**Task details:** I would like you to output every record below exactly, apart from the pictures.
START Material to process
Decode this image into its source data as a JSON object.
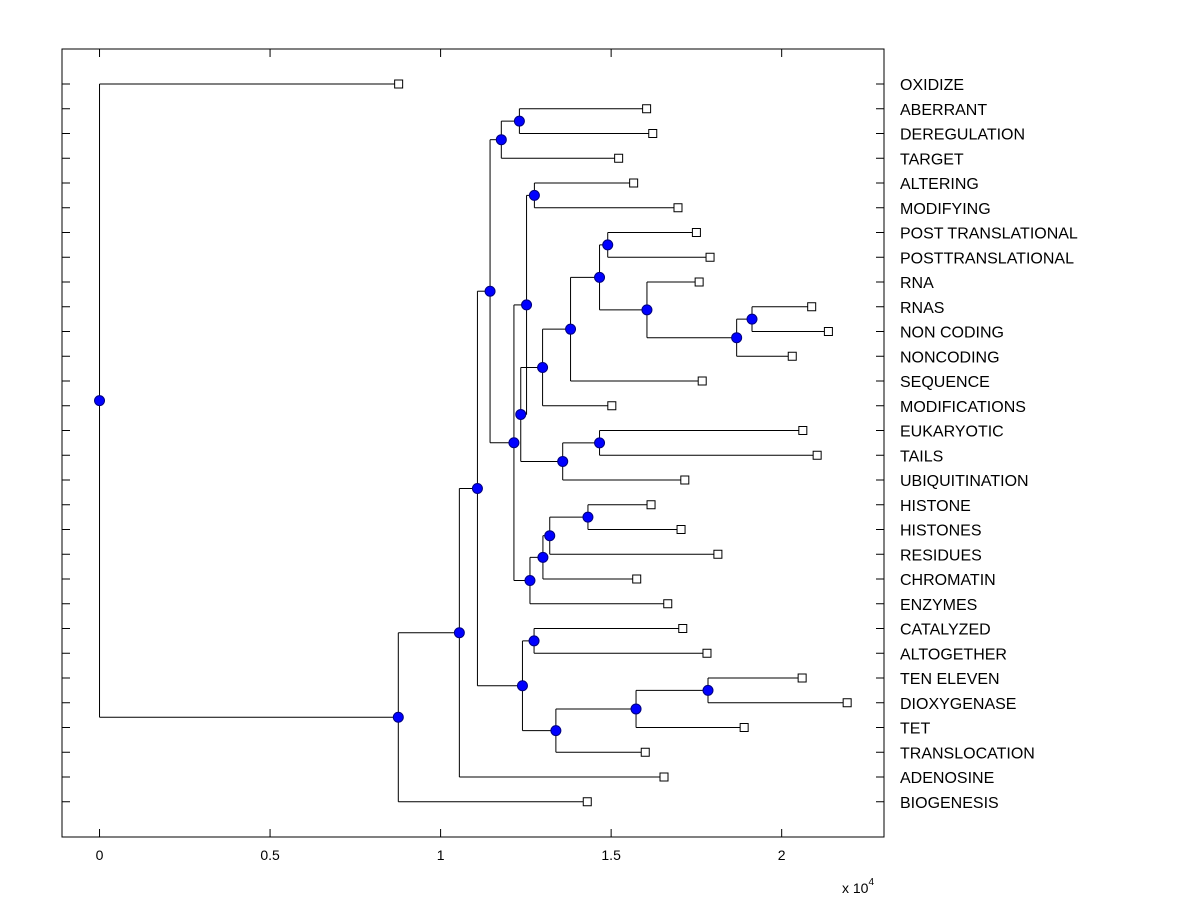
{
  "chart_data": {
    "type": "dendrogram",
    "orientation": "horizontal",
    "title": "",
    "xlabel": "",
    "ylabel": "",
    "x_multiplier_label": "x 10",
    "x_multiplier_exponent": "4",
    "xlim": [
      -0.11,
      2.3
    ],
    "xticks": [
      0,
      0.5,
      1,
      1.5,
      2
    ],
    "xtick_labels": [
      "0",
      "0.5",
      "1",
      "1.5",
      "2"
    ],
    "colors": {
      "node_fill": "#0000ff",
      "node_stroke": "#000080",
      "line": "#000000",
      "leaf_fill": "#ffffff"
    },
    "leaves": [
      {
        "label": "OXIDIZE",
        "x": 0.877
      },
      {
        "label": "ABERRANT",
        "x": 1.604
      },
      {
        "label": "DEREGULATION",
        "x": 1.622
      },
      {
        "label": "TARGET",
        "x": 1.522
      },
      {
        "label": "ALTERING",
        "x": 1.566
      },
      {
        "label": "MODIFYING",
        "x": 1.696
      },
      {
        "label": "POST TRANSLATIONAL",
        "x": 1.75
      },
      {
        "label": "POSTTRANSLATIONAL",
        "x": 1.79
      },
      {
        "label": "RNA",
        "x": 1.758
      },
      {
        "label": "RNAS",
        "x": 2.088
      },
      {
        "label": "NON CODING",
        "x": 2.137
      },
      {
        "label": "NONCODING",
        "x": 2.031
      },
      {
        "label": "SEQUENCE",
        "x": 1.767
      },
      {
        "label": "MODIFICATIONS",
        "x": 1.502
      },
      {
        "label": "EUKARYOTIC",
        "x": 2.062
      },
      {
        "label": "TAILS",
        "x": 2.104
      },
      {
        "label": "UBIQUITINATION",
        "x": 1.716
      },
      {
        "label": "HISTONE",
        "x": 1.617
      },
      {
        "label": "HISTONES",
        "x": 1.705
      },
      {
        "label": "RESIDUES",
        "x": 1.813
      },
      {
        "label": "CHROMATIN",
        "x": 1.575
      },
      {
        "label": "ENZYMES",
        "x": 1.666
      },
      {
        "label": "CATALYZED",
        "x": 1.71
      },
      {
        "label": "ALTOGETHER",
        "x": 1.781
      },
      {
        "label": "TEN ELEVEN",
        "x": 2.06
      },
      {
        "label": "DIOXYGENASE",
        "x": 2.192
      },
      {
        "label": "TET",
        "x": 1.89
      },
      {
        "label": "TRANSLOCATION",
        "x": 1.6
      },
      {
        "label": "ADENOSINE",
        "x": 1.655
      },
      {
        "label": "BIOGENESIS",
        "x": 1.43
      }
    ],
    "nodes": [
      {
        "id": "n1",
        "x": 1.231,
        "children": [
          "L1",
          "L2"
        ]
      },
      {
        "id": "n2",
        "x": 1.178,
        "children": [
          "n1",
          "L3"
        ]
      },
      {
        "id": "n3",
        "x": 1.275,
        "children": [
          "L4",
          "L5"
        ]
      },
      {
        "id": "n4",
        "x": 1.49,
        "children": [
          "L6",
          "L7"
        ]
      },
      {
        "id": "n5",
        "x": 1.913,
        "children": [
          "L9",
          "L10"
        ]
      },
      {
        "id": "n6",
        "x": 1.868,
        "children": [
          "n5",
          "L11"
        ]
      },
      {
        "id": "n7",
        "x": 1.605,
        "children": [
          "L8",
          "n6"
        ]
      },
      {
        "id": "n8",
        "x": 1.466,
        "children": [
          "n4",
          "n7"
        ]
      },
      {
        "id": "n9",
        "x": 1.381,
        "children": [
          "n8",
          "L12"
        ]
      },
      {
        "id": "n10",
        "x": 1.299,
        "children": [
          "n9",
          "L13"
        ]
      },
      {
        "id": "n11",
        "x": 1.466,
        "children": [
          "L14",
          "L15"
        ]
      },
      {
        "id": "n12",
        "x": 1.358,
        "children": [
          "n11",
          "L16"
        ]
      },
      {
        "id": "n13",
        "x": 1.235,
        "children": [
          "n10",
          "n12"
        ]
      },
      {
        "id": "n14",
        "x": 1.252,
        "children": [
          "n3",
          "n13"
        ]
      },
      {
        "id": "n15",
        "x": 1.432,
        "children": [
          "L17",
          "L18"
        ]
      },
      {
        "id": "n16",
        "x": 1.32,
        "children": [
          "n15",
          "L19"
        ]
      },
      {
        "id": "n17",
        "x": 1.3,
        "children": [
          "n16",
          "L20"
        ]
      },
      {
        "id": "n18",
        "x": 1.262,
        "children": [
          "n17",
          "L21"
        ]
      },
      {
        "id": "n19",
        "x": 1.215,
        "children": [
          "n14",
          "n18"
        ]
      },
      {
        "id": "n20",
        "x": 1.145,
        "children": [
          "n2",
          "n19"
        ]
      },
      {
        "id": "n21",
        "x": 1.274,
        "children": [
          "L22",
          "L23"
        ]
      },
      {
        "id": "n22",
        "x": 1.784,
        "children": [
          "L24",
          "L25"
        ]
      },
      {
        "id": "n23",
        "x": 1.573,
        "children": [
          "n22",
          "L26"
        ]
      },
      {
        "id": "n24",
        "x": 1.338,
        "children": [
          "n23",
          "L27"
        ]
      },
      {
        "id": "n25",
        "x": 1.24,
        "children": [
          "n21",
          "n24"
        ]
      },
      {
        "id": "n26",
        "x": 1.108,
        "children": [
          "n20",
          "n25"
        ]
      },
      {
        "id": "n27",
        "x": 1.055,
        "children": [
          "n26",
          "L28"
        ]
      },
      {
        "id": "n28",
        "x": 0.876,
        "children": [
          "n27",
          "L29"
        ]
      },
      {
        "id": "n29",
        "x": 0.0,
        "children": [
          "L0",
          "n28"
        ]
      }
    ]
  }
}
END Material to process
**Task response:**
Decode this image into its source data as a JSON object.
{
  "chart_data": {
    "type": "dendrogram",
    "orientation": "horizontal",
    "title": "",
    "xlabel": "",
    "ylabel": "",
    "x_multiplier_label": "x 10",
    "x_multiplier_exponent": "4",
    "xlim": [
      -0.11,
      2.3
    ],
    "xticks": [
      0,
      0.5,
      1,
      1.5,
      2
    ],
    "xtick_labels": [
      "0",
      "0.5",
      "1",
      "1.5",
      "2"
    ],
    "colors": {
      "node_fill": "#0000ff",
      "node_stroke": "#000080",
      "line": "#000000",
      "leaf_fill": "#ffffff"
    },
    "leaves": [
      {
        "label": "OXIDIZE",
        "x": 0.877
      },
      {
        "label": "ABERRANT",
        "x": 1.604
      },
      {
        "label": "DEREGULATION",
        "x": 1.622
      },
      {
        "label": "TARGET",
        "x": 1.522
      },
      {
        "label": "ALTERING",
        "x": 1.566
      },
      {
        "label": "MODIFYING",
        "x": 1.696
      },
      {
        "label": "POST TRANSLATIONAL",
        "x": 1.75
      },
      {
        "label": "POSTTRANSLATIONAL",
        "x": 1.79
      },
      {
        "label": "RNA",
        "x": 1.758
      },
      {
        "label": "RNAS",
        "x": 2.088
      },
      {
        "label": "NON CODING",
        "x": 2.137
      },
      {
        "label": "NONCODING",
        "x": 2.031
      },
      {
        "label": "SEQUENCE",
        "x": 1.767
      },
      {
        "label": "MODIFICATIONS",
        "x": 1.502
      },
      {
        "label": "EUKARYOTIC",
        "x": 2.062
      },
      {
        "label": "TAILS",
        "x": 2.104
      },
      {
        "label": "UBIQUITINATION",
        "x": 1.716
      },
      {
        "label": "HISTONE",
        "x": 1.617
      },
      {
        "label": "HISTONES",
        "x": 1.705
      },
      {
        "label": "RESIDUES",
        "x": 1.813
      },
      {
        "label": "CHROMATIN",
        "x": 1.575
      },
      {
        "label": "ENZYMES",
        "x": 1.666
      },
      {
        "label": "CATALYZED",
        "x": 1.71
      },
      {
        "label": "ALTOGETHER",
        "x": 1.781
      },
      {
        "label": "TEN ELEVEN",
        "x": 2.06
      },
      {
        "label": "DIOXYGENASE",
        "x": 2.192
      },
      {
        "label": "TET",
        "x": 1.89
      },
      {
        "label": "TRANSLOCATION",
        "x": 1.6
      },
      {
        "label": "ADENOSINE",
        "x": 1.655
      },
      {
        "label": "BIOGENESIS",
        "x": 1.43
      }
    ],
    "nodes": [
      {
        "id": "n1",
        "x": 1.231,
        "children": [
          "L1",
          "L2"
        ]
      },
      {
        "id": "n2",
        "x": 1.178,
        "children": [
          "n1",
          "L3"
        ]
      },
      {
        "id": "n3",
        "x": 1.275,
        "children": [
          "L4",
          "L5"
        ]
      },
      {
        "id": "n4",
        "x": 1.49,
        "children": [
          "L6",
          "L7"
        ]
      },
      {
        "id": "n5",
        "x": 1.913,
        "children": [
          "L9",
          "L10"
        ]
      },
      {
        "id": "n6",
        "x": 1.868,
        "children": [
          "n5",
          "L11"
        ]
      },
      {
        "id": "n7",
        "x": 1.605,
        "children": [
          "L8",
          "n6"
        ]
      },
      {
        "id": "n8",
        "x": 1.466,
        "children": [
          "n4",
          "n7"
        ]
      },
      {
        "id": "n9",
        "x": 1.381,
        "children": [
          "n8",
          "L12"
        ]
      },
      {
        "id": "n10",
        "x": 1.299,
        "children": [
          "n9",
          "L13"
        ]
      },
      {
        "id": "n11",
        "x": 1.466,
        "children": [
          "L14",
          "L15"
        ]
      },
      {
        "id": "n12",
        "x": 1.358,
        "children": [
          "n11",
          "L16"
        ]
      },
      {
        "id": "n13",
        "x": 1.235,
        "children": [
          "n10",
          "n12"
        ]
      },
      {
        "id": "n14",
        "x": 1.252,
        "children": [
          "n3",
          "n13"
        ]
      },
      {
        "id": "n15",
        "x": 1.432,
        "children": [
          "L17",
          "L18"
        ]
      },
      {
        "id": "n16",
        "x": 1.32,
        "children": [
          "n15",
          "L19"
        ]
      },
      {
        "id": "n17",
        "x": 1.3,
        "children": [
          "n16",
          "L20"
        ]
      },
      {
        "id": "n18",
        "x": 1.262,
        "children": [
          "n17",
          "L21"
        ]
      },
      {
        "id": "n19",
        "x": 1.215,
        "children": [
          "n14",
          "n18"
        ]
      },
      {
        "id": "n20",
        "x": 1.145,
        "children": [
          "n2",
          "n19"
        ]
      },
      {
        "id": "n21",
        "x": 1.274,
        "children": [
          "L22",
          "L23"
        ]
      },
      {
        "id": "n22",
        "x": 1.784,
        "children": [
          "L24",
          "L25"
        ]
      },
      {
        "id": "n23",
        "x": 1.573,
        "children": [
          "n22",
          "L26"
        ]
      },
      {
        "id": "n24",
        "x": 1.338,
        "children": [
          "n23",
          "L27"
        ]
      },
      {
        "id": "n25",
        "x": 1.24,
        "children": [
          "n21",
          "n24"
        ]
      },
      {
        "id": "n26",
        "x": 1.108,
        "children": [
          "n20",
          "n25"
        ]
      },
      {
        "id": "n27",
        "x": 1.055,
        "children": [
          "n26",
          "L28"
        ]
      },
      {
        "id": "n28",
        "x": 0.876,
        "children": [
          "n27",
          "L29"
        ]
      },
      {
        "id": "n29",
        "x": 0.0,
        "children": [
          "L0",
          "n28"
        ]
      }
    ]
  }
}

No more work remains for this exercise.